§ **Document layout detection data**:
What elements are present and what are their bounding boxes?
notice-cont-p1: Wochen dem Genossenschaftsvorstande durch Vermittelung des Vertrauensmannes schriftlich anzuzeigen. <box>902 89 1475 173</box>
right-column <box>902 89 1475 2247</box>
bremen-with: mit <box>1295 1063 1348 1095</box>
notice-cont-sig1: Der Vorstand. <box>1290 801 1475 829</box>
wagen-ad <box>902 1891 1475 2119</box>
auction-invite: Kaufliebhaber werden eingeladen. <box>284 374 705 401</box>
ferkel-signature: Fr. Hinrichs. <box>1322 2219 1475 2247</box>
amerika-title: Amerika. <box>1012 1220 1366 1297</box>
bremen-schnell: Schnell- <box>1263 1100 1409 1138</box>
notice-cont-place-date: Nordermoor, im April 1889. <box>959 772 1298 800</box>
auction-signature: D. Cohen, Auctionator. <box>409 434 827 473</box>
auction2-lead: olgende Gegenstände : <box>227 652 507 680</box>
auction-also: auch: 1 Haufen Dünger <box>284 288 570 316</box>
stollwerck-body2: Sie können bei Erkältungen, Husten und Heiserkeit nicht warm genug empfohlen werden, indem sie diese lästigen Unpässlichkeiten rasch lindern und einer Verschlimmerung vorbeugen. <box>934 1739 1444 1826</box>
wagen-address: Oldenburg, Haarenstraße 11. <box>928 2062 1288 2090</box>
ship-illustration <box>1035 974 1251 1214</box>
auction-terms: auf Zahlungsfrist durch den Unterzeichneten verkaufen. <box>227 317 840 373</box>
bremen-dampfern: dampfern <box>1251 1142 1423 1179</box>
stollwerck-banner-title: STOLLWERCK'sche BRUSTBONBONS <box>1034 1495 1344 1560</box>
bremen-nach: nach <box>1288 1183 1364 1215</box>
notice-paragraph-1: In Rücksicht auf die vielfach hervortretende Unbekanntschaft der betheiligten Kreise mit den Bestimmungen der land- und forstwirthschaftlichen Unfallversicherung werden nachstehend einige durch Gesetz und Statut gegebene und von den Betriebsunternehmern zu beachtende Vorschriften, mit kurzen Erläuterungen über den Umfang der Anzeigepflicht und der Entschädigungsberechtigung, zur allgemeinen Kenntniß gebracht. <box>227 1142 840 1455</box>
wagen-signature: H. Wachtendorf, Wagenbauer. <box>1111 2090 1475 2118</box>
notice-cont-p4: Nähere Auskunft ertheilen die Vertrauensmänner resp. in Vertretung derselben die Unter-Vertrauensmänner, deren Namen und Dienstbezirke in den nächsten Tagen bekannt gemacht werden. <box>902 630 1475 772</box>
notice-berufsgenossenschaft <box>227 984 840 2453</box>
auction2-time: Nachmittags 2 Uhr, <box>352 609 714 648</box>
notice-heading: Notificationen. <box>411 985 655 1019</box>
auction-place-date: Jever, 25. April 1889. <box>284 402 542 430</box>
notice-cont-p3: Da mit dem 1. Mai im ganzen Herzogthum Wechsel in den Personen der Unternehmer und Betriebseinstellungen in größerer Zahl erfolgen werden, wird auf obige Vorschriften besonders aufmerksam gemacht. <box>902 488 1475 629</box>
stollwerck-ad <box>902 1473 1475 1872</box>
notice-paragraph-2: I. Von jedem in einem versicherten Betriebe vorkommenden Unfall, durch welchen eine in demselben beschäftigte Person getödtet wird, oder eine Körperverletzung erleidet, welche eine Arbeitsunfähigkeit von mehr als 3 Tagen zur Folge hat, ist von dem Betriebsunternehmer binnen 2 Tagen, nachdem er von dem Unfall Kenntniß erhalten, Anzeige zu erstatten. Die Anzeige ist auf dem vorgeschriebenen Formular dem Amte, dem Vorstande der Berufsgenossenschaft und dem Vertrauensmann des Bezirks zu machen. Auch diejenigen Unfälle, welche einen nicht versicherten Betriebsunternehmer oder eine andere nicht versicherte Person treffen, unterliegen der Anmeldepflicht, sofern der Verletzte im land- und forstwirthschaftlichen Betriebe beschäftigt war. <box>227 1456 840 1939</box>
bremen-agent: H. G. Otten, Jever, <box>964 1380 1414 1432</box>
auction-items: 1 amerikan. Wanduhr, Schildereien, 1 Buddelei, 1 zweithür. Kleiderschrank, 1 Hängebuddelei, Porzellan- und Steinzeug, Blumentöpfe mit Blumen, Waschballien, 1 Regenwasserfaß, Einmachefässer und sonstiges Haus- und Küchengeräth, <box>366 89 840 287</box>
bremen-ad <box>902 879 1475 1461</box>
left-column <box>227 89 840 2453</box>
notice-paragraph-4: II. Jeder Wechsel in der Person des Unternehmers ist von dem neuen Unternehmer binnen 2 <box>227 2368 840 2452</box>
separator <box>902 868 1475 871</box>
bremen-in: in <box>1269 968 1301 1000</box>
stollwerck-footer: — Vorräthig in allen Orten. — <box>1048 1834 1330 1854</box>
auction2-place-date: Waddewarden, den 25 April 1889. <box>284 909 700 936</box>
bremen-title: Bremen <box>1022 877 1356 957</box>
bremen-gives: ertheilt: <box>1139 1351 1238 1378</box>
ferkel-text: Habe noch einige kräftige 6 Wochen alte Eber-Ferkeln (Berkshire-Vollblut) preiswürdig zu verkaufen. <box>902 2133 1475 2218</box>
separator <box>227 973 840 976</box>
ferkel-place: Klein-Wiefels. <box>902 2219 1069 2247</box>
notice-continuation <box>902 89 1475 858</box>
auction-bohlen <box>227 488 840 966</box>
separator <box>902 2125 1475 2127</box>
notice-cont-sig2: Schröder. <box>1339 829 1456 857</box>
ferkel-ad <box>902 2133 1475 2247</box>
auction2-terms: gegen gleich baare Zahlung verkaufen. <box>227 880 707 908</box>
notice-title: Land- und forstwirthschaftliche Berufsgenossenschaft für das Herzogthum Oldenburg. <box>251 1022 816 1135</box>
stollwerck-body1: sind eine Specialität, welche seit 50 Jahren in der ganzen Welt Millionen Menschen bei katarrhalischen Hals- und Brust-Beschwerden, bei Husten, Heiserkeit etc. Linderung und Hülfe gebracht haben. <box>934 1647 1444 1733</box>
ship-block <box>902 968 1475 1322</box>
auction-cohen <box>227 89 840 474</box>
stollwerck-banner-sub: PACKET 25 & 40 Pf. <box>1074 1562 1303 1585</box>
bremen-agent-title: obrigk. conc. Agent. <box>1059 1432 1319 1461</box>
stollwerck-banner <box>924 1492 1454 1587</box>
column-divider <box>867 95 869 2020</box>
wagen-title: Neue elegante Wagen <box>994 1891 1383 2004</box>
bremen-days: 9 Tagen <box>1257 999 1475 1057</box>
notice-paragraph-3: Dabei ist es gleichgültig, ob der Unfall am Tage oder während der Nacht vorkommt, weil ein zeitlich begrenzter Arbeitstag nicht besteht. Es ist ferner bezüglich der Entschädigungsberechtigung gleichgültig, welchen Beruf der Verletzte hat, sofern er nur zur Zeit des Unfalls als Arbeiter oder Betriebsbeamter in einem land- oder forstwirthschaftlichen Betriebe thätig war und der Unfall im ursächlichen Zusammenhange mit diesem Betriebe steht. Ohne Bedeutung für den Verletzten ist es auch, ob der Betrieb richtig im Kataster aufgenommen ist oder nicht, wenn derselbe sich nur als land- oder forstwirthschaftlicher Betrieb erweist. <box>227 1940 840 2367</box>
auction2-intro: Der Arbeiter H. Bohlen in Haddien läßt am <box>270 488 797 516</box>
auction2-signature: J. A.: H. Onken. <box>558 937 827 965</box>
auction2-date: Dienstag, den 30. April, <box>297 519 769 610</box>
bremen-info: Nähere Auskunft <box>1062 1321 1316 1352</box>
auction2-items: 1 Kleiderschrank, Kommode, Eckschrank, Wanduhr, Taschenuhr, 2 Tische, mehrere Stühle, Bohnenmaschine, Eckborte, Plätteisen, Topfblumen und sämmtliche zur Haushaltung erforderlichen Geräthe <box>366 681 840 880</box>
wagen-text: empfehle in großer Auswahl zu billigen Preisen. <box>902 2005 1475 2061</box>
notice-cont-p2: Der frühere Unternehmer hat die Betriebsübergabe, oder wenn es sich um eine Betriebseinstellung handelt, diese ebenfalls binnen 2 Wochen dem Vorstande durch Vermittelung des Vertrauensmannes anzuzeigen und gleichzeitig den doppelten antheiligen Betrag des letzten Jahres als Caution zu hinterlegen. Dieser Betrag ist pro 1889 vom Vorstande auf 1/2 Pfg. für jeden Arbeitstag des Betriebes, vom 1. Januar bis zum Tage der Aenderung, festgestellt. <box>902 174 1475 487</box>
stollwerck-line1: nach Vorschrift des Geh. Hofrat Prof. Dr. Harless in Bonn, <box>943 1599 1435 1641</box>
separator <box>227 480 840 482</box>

§ **The problem**:
Report every line above that has the string "Oldenburg" in it.

§ **Solution to this exercise**:
wagen-address: Oldenburg, Haarenstraße 11. <box>928 2062 1288 2090</box>
notice-title: Land- und forstwirthschaftliche Berufsgenossenschaft für das Herzogthum Oldenburg. <box>251 1022 816 1135</box>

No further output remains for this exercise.